> JOB
Your task is to copy each line that has the word "this".

> RAW RECORDS
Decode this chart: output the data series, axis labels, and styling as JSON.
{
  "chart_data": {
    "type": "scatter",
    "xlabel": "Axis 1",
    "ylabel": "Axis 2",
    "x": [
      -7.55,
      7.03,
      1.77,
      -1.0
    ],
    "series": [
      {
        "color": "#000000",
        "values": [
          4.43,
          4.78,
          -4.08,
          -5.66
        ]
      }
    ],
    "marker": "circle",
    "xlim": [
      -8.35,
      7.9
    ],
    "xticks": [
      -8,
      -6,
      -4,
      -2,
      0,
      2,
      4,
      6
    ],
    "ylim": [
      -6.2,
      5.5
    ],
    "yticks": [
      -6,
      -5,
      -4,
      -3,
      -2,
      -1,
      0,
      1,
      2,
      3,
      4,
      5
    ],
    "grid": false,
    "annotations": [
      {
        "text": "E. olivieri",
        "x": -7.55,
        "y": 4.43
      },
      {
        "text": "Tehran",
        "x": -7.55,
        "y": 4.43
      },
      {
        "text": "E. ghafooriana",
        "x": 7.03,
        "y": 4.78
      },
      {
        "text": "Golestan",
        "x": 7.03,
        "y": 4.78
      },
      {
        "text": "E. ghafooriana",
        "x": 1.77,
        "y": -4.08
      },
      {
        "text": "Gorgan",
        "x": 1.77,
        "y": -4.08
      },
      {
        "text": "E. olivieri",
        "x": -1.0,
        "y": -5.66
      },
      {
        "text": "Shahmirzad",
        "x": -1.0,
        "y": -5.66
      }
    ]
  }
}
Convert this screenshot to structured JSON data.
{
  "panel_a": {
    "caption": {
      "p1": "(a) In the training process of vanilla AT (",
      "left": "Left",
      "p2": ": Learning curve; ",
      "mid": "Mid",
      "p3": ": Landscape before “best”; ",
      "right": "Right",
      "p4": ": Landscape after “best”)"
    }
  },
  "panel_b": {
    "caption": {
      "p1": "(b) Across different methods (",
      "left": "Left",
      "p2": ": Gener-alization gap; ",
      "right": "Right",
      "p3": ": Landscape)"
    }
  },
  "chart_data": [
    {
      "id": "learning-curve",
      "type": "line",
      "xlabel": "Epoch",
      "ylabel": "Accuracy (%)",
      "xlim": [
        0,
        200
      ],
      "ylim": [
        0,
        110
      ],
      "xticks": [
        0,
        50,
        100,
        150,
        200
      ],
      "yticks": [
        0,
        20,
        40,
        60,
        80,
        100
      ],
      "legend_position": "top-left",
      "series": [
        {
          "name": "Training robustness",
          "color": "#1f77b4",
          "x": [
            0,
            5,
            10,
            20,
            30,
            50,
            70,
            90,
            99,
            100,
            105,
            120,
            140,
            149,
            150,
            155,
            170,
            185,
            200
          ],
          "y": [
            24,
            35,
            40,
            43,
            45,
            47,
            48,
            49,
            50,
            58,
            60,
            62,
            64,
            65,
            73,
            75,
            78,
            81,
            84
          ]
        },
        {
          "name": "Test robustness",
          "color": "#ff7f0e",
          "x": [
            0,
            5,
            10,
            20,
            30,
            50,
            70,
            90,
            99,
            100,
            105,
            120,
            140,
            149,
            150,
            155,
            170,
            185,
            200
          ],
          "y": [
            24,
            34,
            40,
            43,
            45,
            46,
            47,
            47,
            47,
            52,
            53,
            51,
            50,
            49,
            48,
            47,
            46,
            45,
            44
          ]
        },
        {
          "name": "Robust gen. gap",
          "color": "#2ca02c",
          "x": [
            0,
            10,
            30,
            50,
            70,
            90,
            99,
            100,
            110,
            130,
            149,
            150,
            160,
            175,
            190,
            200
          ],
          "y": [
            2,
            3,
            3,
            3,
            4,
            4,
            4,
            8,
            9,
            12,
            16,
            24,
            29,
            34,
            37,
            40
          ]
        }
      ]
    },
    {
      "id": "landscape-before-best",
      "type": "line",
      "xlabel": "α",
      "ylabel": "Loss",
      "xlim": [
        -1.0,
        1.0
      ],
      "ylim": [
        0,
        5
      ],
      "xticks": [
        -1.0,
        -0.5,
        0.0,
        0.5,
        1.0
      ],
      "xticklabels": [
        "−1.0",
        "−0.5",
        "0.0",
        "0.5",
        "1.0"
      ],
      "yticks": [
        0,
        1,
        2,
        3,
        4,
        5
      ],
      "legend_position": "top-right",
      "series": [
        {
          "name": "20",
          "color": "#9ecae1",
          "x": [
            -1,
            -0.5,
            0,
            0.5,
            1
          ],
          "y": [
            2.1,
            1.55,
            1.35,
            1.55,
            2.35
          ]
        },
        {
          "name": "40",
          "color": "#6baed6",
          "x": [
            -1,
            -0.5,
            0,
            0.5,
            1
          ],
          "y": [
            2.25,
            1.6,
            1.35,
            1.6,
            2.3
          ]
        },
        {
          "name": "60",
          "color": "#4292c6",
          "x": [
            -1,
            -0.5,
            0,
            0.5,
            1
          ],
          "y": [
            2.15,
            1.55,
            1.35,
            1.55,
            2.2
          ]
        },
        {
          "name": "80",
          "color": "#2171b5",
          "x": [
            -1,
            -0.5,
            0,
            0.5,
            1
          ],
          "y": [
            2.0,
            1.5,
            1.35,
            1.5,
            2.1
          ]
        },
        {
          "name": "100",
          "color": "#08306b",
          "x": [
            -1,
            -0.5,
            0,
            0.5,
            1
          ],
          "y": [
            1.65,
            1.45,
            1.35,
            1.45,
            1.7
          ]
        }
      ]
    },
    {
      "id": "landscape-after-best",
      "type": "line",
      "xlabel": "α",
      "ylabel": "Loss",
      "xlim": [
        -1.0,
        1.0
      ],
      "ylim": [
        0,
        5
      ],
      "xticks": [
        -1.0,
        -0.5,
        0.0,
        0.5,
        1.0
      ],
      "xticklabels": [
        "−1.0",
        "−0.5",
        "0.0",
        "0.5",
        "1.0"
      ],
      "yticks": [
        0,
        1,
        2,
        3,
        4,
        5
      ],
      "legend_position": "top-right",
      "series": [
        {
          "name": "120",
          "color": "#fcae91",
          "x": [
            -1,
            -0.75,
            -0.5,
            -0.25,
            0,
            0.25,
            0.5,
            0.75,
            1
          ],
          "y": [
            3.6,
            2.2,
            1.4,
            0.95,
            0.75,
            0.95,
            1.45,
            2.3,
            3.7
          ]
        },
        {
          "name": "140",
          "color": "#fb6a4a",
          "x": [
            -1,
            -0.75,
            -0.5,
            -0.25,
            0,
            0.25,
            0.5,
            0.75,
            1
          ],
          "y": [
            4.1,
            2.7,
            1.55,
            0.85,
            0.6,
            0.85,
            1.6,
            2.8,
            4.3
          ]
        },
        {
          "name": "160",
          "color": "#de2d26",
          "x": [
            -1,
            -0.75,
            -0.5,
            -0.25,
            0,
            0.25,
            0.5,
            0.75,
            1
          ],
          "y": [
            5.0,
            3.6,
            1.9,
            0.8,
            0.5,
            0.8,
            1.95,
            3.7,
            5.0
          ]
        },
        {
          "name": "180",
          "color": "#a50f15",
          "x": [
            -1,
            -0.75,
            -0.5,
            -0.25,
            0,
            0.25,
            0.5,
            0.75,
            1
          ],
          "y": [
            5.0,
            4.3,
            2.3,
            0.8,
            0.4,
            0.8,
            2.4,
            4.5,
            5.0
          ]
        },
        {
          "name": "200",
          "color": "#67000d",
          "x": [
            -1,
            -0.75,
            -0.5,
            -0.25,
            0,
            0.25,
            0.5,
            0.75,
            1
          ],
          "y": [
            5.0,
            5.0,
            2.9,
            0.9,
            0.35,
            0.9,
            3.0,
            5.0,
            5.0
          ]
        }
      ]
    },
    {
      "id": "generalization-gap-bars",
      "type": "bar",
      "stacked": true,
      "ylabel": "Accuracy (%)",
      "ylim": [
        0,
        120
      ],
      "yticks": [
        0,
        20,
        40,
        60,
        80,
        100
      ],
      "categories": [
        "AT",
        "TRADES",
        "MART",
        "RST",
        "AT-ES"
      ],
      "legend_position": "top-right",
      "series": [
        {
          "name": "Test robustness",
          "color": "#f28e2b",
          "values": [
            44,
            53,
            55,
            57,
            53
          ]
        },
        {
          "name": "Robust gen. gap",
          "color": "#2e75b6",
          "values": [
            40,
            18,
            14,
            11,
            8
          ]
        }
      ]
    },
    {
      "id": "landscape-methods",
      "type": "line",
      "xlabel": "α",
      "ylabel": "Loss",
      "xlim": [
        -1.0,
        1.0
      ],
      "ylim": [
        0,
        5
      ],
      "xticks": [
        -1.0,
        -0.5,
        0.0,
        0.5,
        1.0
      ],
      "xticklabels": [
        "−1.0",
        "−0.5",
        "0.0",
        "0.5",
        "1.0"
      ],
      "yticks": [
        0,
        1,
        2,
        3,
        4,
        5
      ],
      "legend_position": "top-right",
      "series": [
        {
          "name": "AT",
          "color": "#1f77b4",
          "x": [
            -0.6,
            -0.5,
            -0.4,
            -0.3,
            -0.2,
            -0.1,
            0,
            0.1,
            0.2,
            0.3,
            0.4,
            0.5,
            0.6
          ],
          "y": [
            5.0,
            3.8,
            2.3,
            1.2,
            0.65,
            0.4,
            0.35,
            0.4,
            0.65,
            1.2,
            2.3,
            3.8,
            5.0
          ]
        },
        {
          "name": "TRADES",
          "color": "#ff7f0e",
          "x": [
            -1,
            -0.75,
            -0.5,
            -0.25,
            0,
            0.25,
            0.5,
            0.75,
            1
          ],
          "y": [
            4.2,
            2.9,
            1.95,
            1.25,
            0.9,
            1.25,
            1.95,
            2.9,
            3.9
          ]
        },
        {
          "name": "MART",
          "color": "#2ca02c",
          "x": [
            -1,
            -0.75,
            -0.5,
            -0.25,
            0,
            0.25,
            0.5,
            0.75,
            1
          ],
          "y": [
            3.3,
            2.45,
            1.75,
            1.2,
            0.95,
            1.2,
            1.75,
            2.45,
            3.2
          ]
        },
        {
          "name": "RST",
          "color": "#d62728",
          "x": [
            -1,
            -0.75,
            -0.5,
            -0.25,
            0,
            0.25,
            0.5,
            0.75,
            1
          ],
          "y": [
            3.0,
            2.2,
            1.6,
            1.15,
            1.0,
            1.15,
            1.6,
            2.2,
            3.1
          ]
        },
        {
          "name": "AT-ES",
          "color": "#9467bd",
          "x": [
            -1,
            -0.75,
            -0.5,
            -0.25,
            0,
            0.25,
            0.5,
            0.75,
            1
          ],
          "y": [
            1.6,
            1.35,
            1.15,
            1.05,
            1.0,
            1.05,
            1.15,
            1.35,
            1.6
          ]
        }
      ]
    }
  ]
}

> OUTPUT
Decode this chart: output the data series, axis labels, and styling as JSON.
Convert this screenshot to structured JSON data.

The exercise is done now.